___ TEXTE FOURNI ___

En plus de ses trois étoiles, Au Crocodile à Strasbourg, le restaurant de Monique et d'Emile Jung, possède une légende. Celle de cette drôle de bête qui a donné son nom à l'établissement.
Lydie Anastassion
Emile et Monique Jung célèbrent cette année
le 600e anniversaire de Johannes Gutemberg.
Il y a fort à parier que la
petite fille n'avait jamais vu d'aussi près un si gros crocodile. Peut-être même
était-ce une découverte. Et c'est les yeux en l'air, fixant l'animal, sa main dans celle
de sa mère, qu'elle a traversé le hall d'entrée du restaurant Au Crocodile à
Strasbourg. Arrimé au plafond, le reptile domine. Selon la légende, l'animal est un
trophée rapporté par le capitaine Ackermann, aide de camp du général Kléber... De
retour au pays, il rachète une vieille maison au 10, rue de l'Outre, la transforme en
restaurant et y expose naturellement sa capture empaillée. L'endroit devient alors Au
Crocodile. Telle est l'histoire, inventée de toutes pièces, que se plaît à raconter
l'espiègle Emile... qui a ainsi su créer une légende pour son Crocodile ! "L'important,
c'est le bonheur de l'autre", confiait, un peu avant le début du service, Emile
Jung, le chef aux 3 étoiles. Il ne se doutait pas qu'il allait faire, ce jour-là avec sa
brigade, le bonheur de la petite fille en rouge. Sortie tout droit d'un album Les
triplés, avec sa barrette rouge sur son carré blond, la jeune convive n'est pas du
tout impressionnée par les lieux. Rehaussée par un coussin, elle tourne les grandes
pages du menu, entre sa mère et celle qui paraît être sa grand-mère. Puis, la
cuillère dans la main gauche, elle s'attaque à sa crème de petits pois, du menu
Gourmets en culottes courtes.

___

Pourriez-vous poursuivre l'article sur le restaurant Au Crocodile de Strasbourg à partir de l'endroit où il s'arrête ? Les lignes présentées ensuite n'ont aucun lien avec l'article.

___ LISTE DES DONNÉES ___

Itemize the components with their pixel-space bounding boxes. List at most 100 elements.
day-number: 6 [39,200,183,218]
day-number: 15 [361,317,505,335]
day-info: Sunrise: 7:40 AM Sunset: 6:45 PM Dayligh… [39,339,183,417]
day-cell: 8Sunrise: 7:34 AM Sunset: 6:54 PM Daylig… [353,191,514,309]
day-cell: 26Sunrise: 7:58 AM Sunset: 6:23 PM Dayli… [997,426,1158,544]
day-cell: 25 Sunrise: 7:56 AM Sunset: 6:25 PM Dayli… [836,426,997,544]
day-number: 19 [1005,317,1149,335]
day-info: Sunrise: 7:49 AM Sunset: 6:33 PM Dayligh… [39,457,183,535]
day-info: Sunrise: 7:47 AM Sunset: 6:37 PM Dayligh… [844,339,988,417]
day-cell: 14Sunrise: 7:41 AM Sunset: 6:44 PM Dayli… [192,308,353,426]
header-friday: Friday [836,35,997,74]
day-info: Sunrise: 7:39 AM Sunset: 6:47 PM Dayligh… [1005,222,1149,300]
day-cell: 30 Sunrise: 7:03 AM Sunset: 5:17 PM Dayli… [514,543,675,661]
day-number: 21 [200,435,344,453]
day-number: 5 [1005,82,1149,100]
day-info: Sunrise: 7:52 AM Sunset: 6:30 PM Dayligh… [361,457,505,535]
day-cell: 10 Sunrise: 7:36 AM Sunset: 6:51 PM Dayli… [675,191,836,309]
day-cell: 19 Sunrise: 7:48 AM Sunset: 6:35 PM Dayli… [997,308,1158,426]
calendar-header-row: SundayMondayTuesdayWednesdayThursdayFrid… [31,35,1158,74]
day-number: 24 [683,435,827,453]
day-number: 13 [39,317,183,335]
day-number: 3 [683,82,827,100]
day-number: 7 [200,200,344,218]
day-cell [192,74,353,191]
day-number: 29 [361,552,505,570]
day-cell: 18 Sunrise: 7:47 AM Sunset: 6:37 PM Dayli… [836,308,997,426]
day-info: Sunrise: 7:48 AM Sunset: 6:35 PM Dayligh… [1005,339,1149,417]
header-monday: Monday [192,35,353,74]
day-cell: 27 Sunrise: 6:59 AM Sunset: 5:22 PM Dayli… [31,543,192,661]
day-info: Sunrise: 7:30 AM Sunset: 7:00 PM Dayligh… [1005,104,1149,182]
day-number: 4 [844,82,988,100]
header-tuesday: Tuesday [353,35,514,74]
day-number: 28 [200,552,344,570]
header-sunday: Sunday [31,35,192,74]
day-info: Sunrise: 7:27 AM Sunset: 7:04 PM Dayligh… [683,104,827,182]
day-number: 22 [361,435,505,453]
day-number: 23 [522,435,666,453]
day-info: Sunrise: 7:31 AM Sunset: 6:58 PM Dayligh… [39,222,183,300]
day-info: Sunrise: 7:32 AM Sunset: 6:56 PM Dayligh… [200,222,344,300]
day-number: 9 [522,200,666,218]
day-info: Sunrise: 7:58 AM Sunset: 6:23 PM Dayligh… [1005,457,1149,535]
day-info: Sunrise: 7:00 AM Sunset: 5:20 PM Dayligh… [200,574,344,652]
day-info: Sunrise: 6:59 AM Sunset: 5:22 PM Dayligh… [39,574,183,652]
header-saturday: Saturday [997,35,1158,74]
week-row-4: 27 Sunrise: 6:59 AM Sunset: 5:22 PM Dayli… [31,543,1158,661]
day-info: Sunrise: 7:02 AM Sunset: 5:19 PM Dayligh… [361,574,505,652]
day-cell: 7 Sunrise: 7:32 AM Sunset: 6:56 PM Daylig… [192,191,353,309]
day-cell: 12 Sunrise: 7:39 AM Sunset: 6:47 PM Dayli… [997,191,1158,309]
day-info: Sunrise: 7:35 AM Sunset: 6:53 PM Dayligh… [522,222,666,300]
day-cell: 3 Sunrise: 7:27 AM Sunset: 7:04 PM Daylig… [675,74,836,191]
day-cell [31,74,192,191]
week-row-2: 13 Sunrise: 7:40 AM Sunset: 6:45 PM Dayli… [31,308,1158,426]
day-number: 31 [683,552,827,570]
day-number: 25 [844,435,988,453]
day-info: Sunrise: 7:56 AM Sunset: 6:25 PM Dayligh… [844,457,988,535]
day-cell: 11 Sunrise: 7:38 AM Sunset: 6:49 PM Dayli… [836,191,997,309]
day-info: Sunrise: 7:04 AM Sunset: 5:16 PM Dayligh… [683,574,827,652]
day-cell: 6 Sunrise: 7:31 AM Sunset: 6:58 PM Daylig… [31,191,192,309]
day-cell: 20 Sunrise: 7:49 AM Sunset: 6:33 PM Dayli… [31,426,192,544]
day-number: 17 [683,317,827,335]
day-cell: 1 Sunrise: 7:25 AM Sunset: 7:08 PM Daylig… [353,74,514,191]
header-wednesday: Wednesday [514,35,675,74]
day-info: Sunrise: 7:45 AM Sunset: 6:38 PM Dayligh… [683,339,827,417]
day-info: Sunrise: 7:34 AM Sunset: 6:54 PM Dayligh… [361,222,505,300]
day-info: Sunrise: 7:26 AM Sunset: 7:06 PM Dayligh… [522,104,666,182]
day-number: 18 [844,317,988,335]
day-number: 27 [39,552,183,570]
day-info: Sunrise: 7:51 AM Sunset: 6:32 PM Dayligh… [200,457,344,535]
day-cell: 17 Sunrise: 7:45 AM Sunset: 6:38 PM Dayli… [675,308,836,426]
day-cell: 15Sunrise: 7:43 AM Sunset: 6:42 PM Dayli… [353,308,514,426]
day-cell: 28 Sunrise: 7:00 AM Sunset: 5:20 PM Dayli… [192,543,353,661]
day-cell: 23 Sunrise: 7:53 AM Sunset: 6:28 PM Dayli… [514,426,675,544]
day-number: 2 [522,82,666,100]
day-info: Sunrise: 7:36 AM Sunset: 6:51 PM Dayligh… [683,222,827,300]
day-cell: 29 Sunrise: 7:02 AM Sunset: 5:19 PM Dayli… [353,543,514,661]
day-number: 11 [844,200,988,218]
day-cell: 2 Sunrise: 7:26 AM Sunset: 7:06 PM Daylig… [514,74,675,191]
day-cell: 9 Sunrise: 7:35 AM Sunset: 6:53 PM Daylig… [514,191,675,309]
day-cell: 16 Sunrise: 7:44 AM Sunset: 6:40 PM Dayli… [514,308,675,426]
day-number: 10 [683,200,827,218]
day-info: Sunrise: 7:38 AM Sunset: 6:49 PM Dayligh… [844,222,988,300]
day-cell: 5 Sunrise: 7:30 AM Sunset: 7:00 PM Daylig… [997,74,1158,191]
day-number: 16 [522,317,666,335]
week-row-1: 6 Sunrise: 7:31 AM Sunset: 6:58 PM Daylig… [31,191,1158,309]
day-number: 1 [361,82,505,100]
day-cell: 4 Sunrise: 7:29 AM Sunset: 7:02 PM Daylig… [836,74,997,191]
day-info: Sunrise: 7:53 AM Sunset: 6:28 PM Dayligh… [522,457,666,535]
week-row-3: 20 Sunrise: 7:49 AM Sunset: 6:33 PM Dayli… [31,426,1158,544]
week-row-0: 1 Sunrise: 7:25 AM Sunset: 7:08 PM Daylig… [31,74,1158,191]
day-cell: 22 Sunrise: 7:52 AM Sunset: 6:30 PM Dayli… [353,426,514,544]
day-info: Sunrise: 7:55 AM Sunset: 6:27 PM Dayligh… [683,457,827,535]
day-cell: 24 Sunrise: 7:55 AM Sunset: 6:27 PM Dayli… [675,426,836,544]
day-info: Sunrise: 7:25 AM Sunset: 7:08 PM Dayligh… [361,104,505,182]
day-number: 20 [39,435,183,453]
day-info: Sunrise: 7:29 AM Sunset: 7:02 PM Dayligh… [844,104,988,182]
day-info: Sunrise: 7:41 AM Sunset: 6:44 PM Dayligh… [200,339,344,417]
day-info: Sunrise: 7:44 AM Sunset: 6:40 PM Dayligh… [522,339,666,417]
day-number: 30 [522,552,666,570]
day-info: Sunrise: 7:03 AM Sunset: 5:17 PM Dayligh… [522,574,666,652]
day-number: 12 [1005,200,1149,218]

___

■ **RÉSULTAT OBTENU**
"J'ai commencé par une cuisine régionale. Aujourd'hui, je fais une cuisine plus
travaillée, plus pensée, plus exigeante. Tout réside dans la finition et dans la
régularité. Il existe trois éléments très importants : les produits qui doivent être
les meilleurs, les techniques et le sens de l'harmonie pour la présentation",
explique Emile Jung. "Les nuances : le dosage entre le violent et le doux est
primordial. Il faut savoir mettre sa connaissance à la portée de l'autre",
souffle encore le cuisinier dont la première recette, la Caille confite, créée en 1966,
est toujours à la carte. "Elle est unique, souvent copiée, mais les proportions
ne sont jamais respectées", s'amuse le chef.
A moitié Lyonnais
Sa cuisine, il la tient de son père, Pierre, qui lui a transmis "son meilleur
héritage, son goût et son honnêteté foncière de cuisinier". Dans les années
50, ses parents tiennent une petite affaire à Masevaux dans les Vosges : l'Hostellerie
Alsacienne. Pour son apprentissage, le jeune Emile entre à l'hôtel Maison Rouge, place
Kléber à Strasbourg. Après le décès de son mari, sa mère, aidée de ses deux filles,
conserve l'affaire familiale. Et Emile prend la direction de Lyon. "Je suis allé
chez La Mère Guy. J'y ai découvert les meilleurs vins, les meilleures volailles, les
meilleurs poissons", raconte Emile Jung qui se dit "à moitié
Lyonnais". Puis c'est le retour à l'Hostellerie Alsacienne. Pendant les mois
d'hiver, Emile Jung poursuit sa formation dans les établissements renommés. Pour
seconder sa mère, il embauche Monique, diplômée de l'école hôtelière de Strasbourg,
qu'il épouse en 1965. Tout s'enchaîne ensuite très vite. Le premier macaron arrive en
1966. Agé de 25 ans, Emile Jung est alors le plus jeune étoilé de France. "A
cette époque, j'officiais en culottes courtes. La clientèle venait pour moi et
m'acceptait tel que j'étais. Les gens encourageaient ma jeunesse, mon enthousiasme",
raconte le restaurateur qui, en 1968 et 1969, se classe second au concours du Meilleur
sommelier-restaurateur. Deux ans plus tard, le couple s'installe au Crocodile. Fidèle, la
clientèle de Masevaux se déplace à Strasbourg. Le restaurant décroche ses seconde et
troisième étoiles en 1975 et 1989. "Nous progressions et nous avions davantage
de moyens. L'équipe devenait plus forte, plus nombreuse et plus professionnelle",
commente Emile Jung dont la brigade est aujourd'hui composée de Laurent Huguet, chef de
cuisine, d'Alfred Georg, chef pâtissier, Gilbert Mestrallet, chef sommelier et d'Emmanuel
Gerberle, directeur de salle.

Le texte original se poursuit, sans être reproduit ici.